> _Figure collection entries_:
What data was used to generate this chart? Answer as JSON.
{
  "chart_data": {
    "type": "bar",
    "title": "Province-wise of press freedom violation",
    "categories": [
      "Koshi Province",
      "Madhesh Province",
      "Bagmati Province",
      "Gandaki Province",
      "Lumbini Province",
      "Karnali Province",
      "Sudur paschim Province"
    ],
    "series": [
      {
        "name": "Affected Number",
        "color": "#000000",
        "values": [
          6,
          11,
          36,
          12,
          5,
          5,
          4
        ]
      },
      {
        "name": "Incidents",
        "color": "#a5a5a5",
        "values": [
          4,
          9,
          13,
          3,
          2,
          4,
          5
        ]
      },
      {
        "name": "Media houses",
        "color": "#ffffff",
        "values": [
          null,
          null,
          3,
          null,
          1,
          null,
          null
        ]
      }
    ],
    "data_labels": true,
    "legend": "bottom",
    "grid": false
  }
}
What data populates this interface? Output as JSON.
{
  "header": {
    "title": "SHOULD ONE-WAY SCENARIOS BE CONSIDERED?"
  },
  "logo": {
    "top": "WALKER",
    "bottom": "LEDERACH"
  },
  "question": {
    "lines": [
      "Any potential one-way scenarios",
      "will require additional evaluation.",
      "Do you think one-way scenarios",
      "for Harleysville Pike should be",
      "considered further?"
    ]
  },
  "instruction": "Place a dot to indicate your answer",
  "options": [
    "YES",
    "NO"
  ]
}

> _Task to complete_:
Gather from the data above every line with the string "Province".

> _Result of this task_:
    "title": "Province-wise of press freedom violation",
      "Koshi Province",
      "Madhesh Province",
      "Bagmati Province",
      "Gandaki Province",
      "Lumbini Province",
      "Karnali Province",
      "Sudur paschim Province"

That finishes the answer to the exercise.